[start]

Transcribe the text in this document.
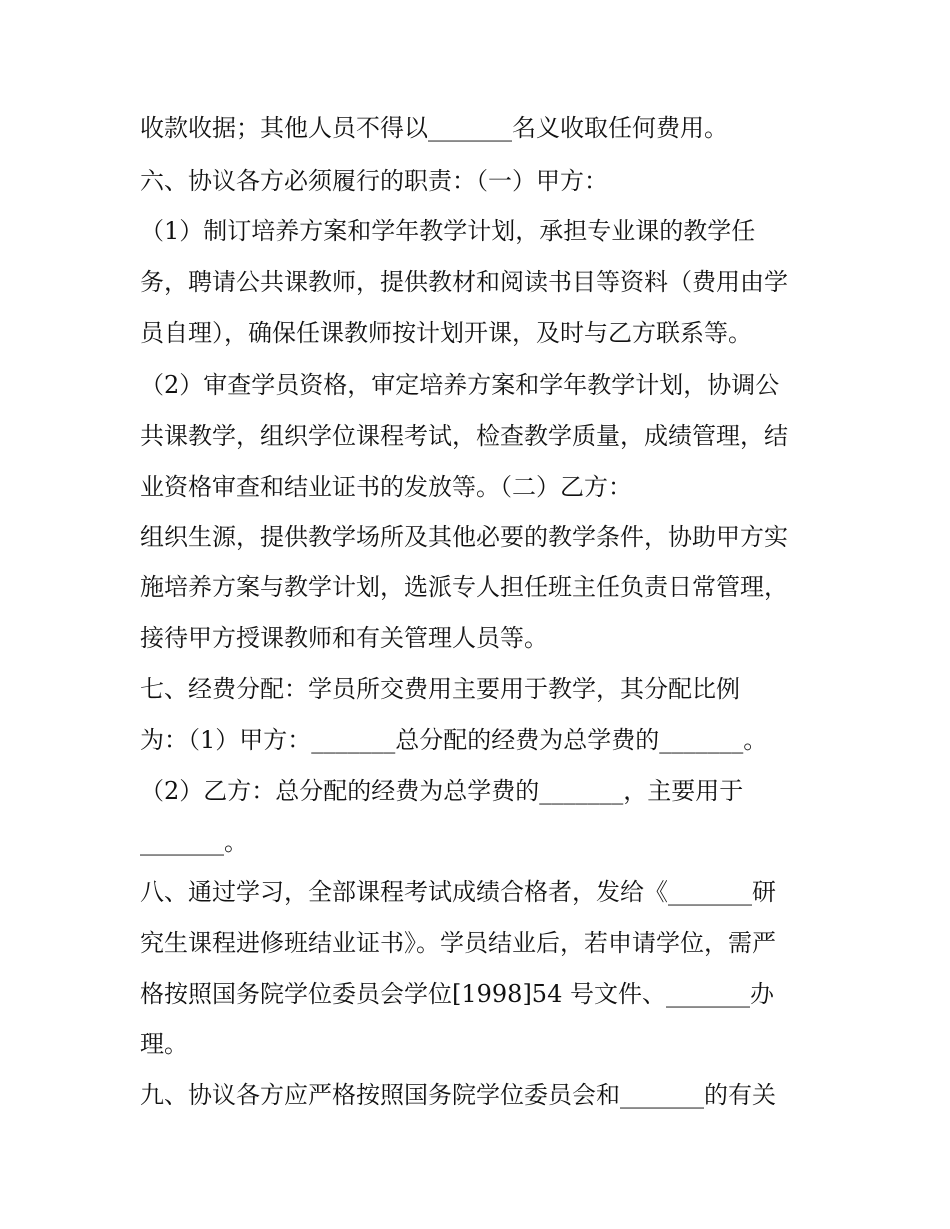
收款收据；其他人员不得以_______名义收取任何费用。
六、协议各方必须履行的职责：（一）甲方：
（1）制订培养方案和学年教学计划，承担专业课的教学任
务，聘请公共课教师，提供教材和阅读书目等资料（费用由学
员自理），确保任课教师按计划开课，及时与乙方联系等。
（2）审查学员资格，审定培养方案和学年教学计划，协调公
共课教学，组织学位课程考试，检查教学质量，成绩管理，结
业资格审查和结业证书的发放等。（二）乙方：
组织生源，提供教学场所及其他必要的教学条件，协助甲方实
施培养方案与教学计划，选派专人担任班主任负责日常管理，
接待甲方授课教师和有关管理人员等。
七、经费分配：学员所交费用主要用于教学，其分配比例
为：（1）甲方：_______总分配的经费为总学费的_______。
（2）乙方：总分配的经费为总学费的_______，主要用于
_______。
八、通过学习，全部课程考试成绩合格者，发给《_______研
究生课程进修班结业证书》。学员结业后，若申请学位，需严
格按照国务院学位委员会学位[1998]54 号文件、_______办
理。
九、协议各方应严格按照国务院学位委员会和_______的有关
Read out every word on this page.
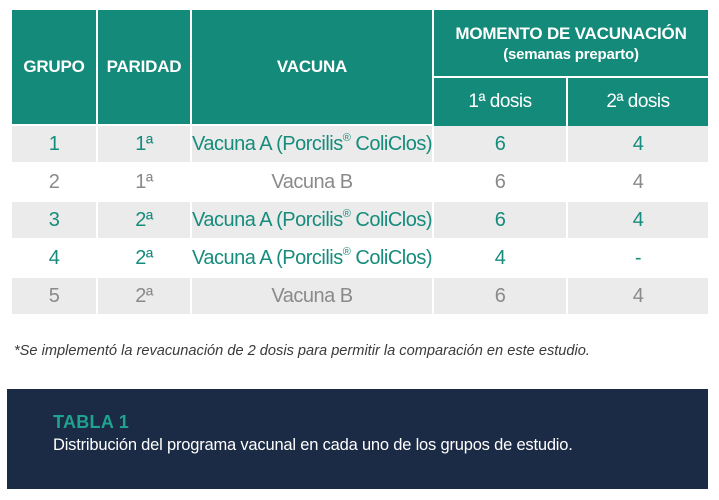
GRUPO	PARIDAD	VACUNA	MOMENTO DE VACUNACIÓN
(semanas preparto)	

			1ª dosis	2ª dosis
1	1ª	Vacuna A (Porcilis® ColiClos)	6	4
2	1ª	Vacuna B	6	4
3	2ª	Vacuna A (Porcilis® ColiClos)	6	4
4	2ª	Vacuna A (Porcilis® ColiClos)	4	-
5	2ª	Vacuna B	6	4
*Se implementó la revacunación de 2 dosis para permitir la comparación en este estudio.
TABLA 1
Distribución del programa vacunal en cada uno de los grupos de estudio.
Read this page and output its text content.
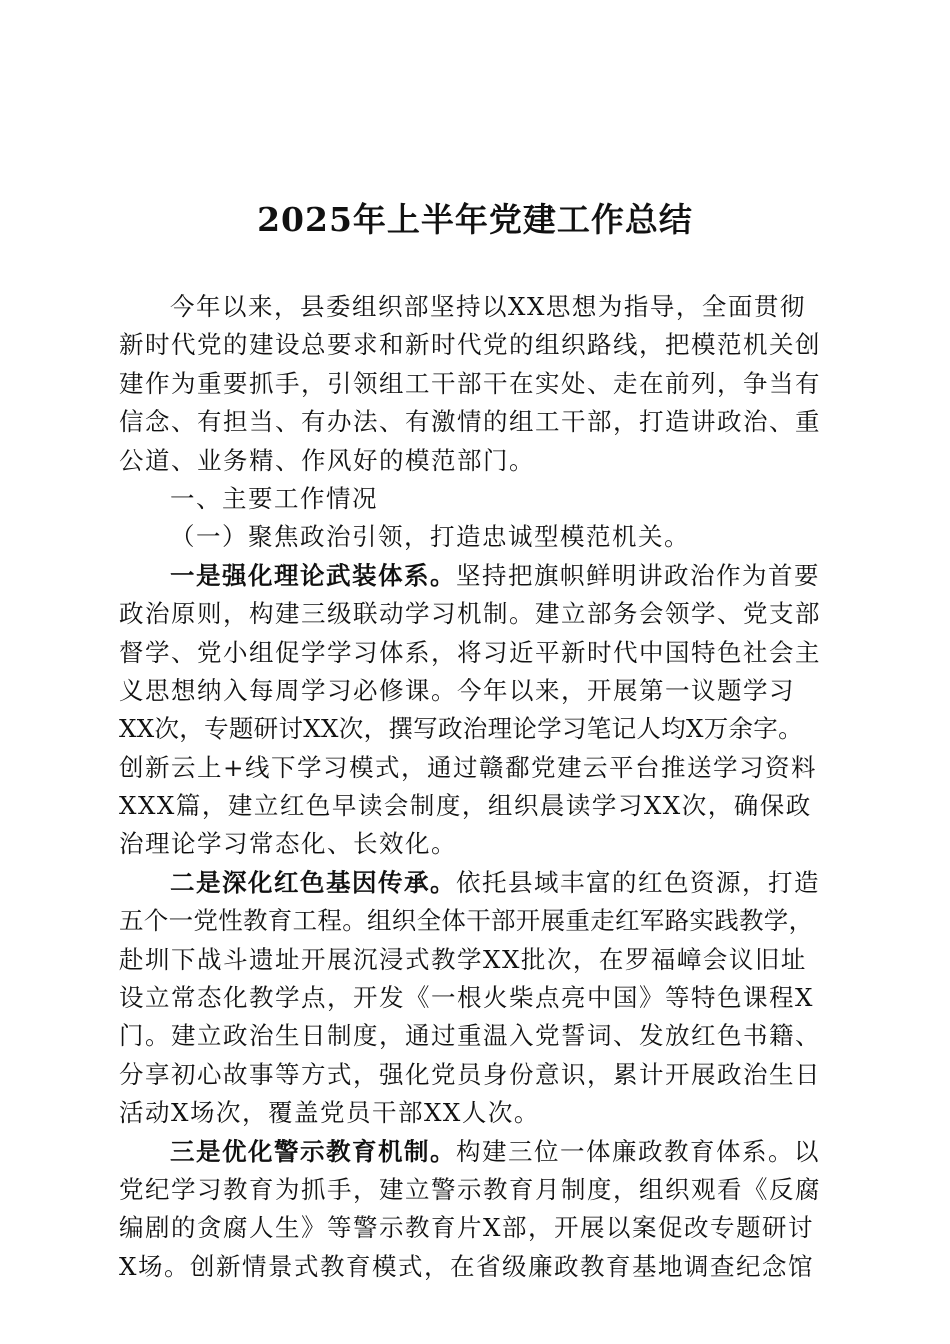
2025年上半年党建工作总结
今年以来，县委组织部坚持以XX思想为指导，全面贯彻
新时代党的建设总要求和新时代党的组织路线，把模范机关创
建作为重要抓手，引领组工干部干在实处、走在前列，争当有
信念、有担当、有办法、有激情的组工干部，打造讲政治、重
公道、业务精、作风好的模范部门。
一、主要工作情况
（一）聚焦政治引领，打造忠诚型模范机关。
一是强化理论武装体系。坚持把旗帜鲜明讲政治作为首要
政治原则，构建三级联动学习机制。建立部务会领学、党支部
督学、党小组促学学习体系，将习近平新时代中国特色社会主
义思想纳入每周学习必修课。今年以来，开展第一议题学习
XX次，专题研讨XX次，撰写政治理论学习笔记人均X万余字。
创新云上+线下学习模式，通过赣鄱党建云平台推送学习资料
XXX篇，建立红色早读会制度，组织晨读学习XX次，确保政
治理论学习常态化、长效化。
二是深化红色基因传承。依托县域丰富的红色资源，打造
五个一党性教育工程。组织全体干部开展重走红军路实践教学，
赴圳下战斗遗址开展沉浸式教学XX批次，在罗福嶂会议旧址
设立常态化教学点，开发《一根火柴点亮中国》等特色课程X
门。建立政治生日制度，通过重温入党誓词、发放红色书籍、
分享初心故事等方式，强化党员身份意识，累计开展政治生日
活动X场次，覆盖党员干部XX人次。
三是优化警示教育机制。构建三位一体廉政教育体系。以
党纪学习教育为抓手，建立警示教育月制度，组织观看《反腐
编剧的贪腐人生》等警示教育片X部，开展以案促改专题研讨
X场。创新情景式教育模式，在省级廉政教育基地调查纪念馆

[end]

» EXERCISE TASK:
Reproduce each line of the material containing the word "this".

» THE RESULT:
Transcribe the text in this document.
Read out every word on this page.
Read this page and output its text content.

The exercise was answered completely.